[Consignes de travail]
1. Répondez aux questions suivantes à partir de l'extrait sur le système immunitaire malade :
(a) Quelle est la troisième étape énumérée au début ?
(b) De quel type de maladie le système immunitaire général est-il atteint selon le constat ?
(c) Quels autres noms cette maladie porte-t-elle ?
2. Prolongez l'extrait sur le système immunitaire malade en reprenant après sa dernière phrase.

[Extrait]
###
1- Le constat, 2- Le refus, 3- L’adoption de ce que Sloterdijk appelle un système d’exercices.


Constat : le système immunitaire général est atteint d’une maladie auto-immune qui menace de détruire ses éléments constitutifs, au moins de leur enlever toute substance personnelle. La méga-machine fonctionne désormais dans une logique autoréférentielle où l’individu n’a plus d’autre place que celle d’instrument. J’appelle ailleurs ce mouvement : collectivisme libéral. Dans le nouveau langage kunique : j’on suis atteint d’une maladie auto-immune sur laquelle il devient urgent de se pencher. Mon Soi est malade. Cette maladie porte aussi les noms de prolétarisme ou (ex)Croissance. Elle menace l’individu restreint avec tout son écosystème.
###
[Données de segmentation de pages]

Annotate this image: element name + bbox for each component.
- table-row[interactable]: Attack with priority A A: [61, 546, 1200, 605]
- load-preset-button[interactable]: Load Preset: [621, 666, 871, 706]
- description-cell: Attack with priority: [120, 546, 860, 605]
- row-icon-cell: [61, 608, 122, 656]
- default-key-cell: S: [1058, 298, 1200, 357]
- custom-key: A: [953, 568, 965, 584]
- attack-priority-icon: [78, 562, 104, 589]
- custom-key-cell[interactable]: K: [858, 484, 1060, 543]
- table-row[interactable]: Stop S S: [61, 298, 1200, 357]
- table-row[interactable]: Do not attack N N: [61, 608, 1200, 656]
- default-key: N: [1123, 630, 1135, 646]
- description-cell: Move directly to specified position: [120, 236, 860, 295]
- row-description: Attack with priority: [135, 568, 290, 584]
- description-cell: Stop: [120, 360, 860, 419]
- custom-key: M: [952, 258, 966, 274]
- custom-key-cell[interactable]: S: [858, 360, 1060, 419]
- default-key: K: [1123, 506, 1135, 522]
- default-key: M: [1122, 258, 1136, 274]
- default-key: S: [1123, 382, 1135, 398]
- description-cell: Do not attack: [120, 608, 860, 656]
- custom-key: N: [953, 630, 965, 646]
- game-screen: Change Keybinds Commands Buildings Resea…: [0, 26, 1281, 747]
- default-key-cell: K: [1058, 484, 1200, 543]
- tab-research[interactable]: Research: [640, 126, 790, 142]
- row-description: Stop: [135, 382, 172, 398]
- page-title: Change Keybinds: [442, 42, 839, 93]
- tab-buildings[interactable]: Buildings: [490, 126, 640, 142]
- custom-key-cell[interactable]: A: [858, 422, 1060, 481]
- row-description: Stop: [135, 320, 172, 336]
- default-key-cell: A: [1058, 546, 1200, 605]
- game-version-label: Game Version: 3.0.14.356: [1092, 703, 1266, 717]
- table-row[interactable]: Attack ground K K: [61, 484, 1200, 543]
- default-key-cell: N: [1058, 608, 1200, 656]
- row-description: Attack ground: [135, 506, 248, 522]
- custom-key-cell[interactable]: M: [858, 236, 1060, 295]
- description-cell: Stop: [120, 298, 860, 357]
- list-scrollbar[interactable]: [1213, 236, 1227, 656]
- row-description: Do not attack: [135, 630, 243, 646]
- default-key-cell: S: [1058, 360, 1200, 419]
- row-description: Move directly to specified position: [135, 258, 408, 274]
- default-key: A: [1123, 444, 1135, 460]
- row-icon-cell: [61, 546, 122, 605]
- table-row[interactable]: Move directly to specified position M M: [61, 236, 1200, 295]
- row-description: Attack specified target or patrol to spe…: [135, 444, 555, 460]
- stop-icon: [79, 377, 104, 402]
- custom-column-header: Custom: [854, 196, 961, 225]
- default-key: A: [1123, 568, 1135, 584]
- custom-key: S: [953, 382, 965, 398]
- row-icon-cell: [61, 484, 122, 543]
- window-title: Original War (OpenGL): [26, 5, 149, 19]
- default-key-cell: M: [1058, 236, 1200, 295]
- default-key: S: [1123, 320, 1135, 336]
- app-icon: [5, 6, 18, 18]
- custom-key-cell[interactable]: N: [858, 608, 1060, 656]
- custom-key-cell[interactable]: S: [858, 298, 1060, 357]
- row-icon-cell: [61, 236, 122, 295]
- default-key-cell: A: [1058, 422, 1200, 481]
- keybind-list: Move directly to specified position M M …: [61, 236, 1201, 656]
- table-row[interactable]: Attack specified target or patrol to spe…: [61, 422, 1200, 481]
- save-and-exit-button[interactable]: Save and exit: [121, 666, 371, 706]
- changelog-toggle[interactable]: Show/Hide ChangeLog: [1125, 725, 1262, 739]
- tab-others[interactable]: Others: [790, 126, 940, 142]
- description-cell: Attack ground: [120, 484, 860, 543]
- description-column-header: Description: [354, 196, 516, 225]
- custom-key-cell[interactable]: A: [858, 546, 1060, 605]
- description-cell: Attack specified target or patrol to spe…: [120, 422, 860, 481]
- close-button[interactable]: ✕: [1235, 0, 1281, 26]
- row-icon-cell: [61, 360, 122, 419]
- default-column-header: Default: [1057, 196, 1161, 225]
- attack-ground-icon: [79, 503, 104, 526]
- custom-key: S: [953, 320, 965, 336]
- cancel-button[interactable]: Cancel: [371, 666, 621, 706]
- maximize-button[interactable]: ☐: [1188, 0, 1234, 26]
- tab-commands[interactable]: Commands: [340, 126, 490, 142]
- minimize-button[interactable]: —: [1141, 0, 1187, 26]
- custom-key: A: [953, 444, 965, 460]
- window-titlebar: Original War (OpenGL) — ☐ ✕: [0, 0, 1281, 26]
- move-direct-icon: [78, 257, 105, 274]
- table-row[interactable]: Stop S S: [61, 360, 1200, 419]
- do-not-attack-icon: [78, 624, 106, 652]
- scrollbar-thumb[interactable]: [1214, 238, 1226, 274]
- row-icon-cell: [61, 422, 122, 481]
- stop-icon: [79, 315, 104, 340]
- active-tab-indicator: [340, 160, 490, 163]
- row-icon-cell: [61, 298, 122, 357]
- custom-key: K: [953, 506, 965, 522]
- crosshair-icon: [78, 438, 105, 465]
###
[Réponses numérotées]
1.
(a) L'adoption de ce que Sloterdijk appelle un système d'exercices.
(b) D'une maladie auto-immune.
(c) Prolétarisme ou (ex)Croissance.

2.
Le refus découle de ce diagnostique. Je ne considère pas ce déséquilibre comme naturel ou extérieur. Il est mon déséquilibre. Celui que je dois résoudre pour moi-même. Je n’y vois pas non plus un avatar bénin de ce genre de déséquilibres répétitifs ou de fatalités universelles que le principe stoïco-bouddhiste d’impermanence décrit comme illusion. Je crois en un saut qualitatif du déséquilibre qui instaure un nouveau défi spirituel.


L’adoption, enfin, ou conversion, consiste à s’investir dans une série d’exercices concrets d’élévation et de soin. Entre souci de soi, exercices thérapeutiques sociaux et spirituels, il s’agit de s’engager dans la pratique de ce que j’avais nommé ailleurs un « yoga » social. Cette pratique, sorte de thérapie kunique, reste à élaborer.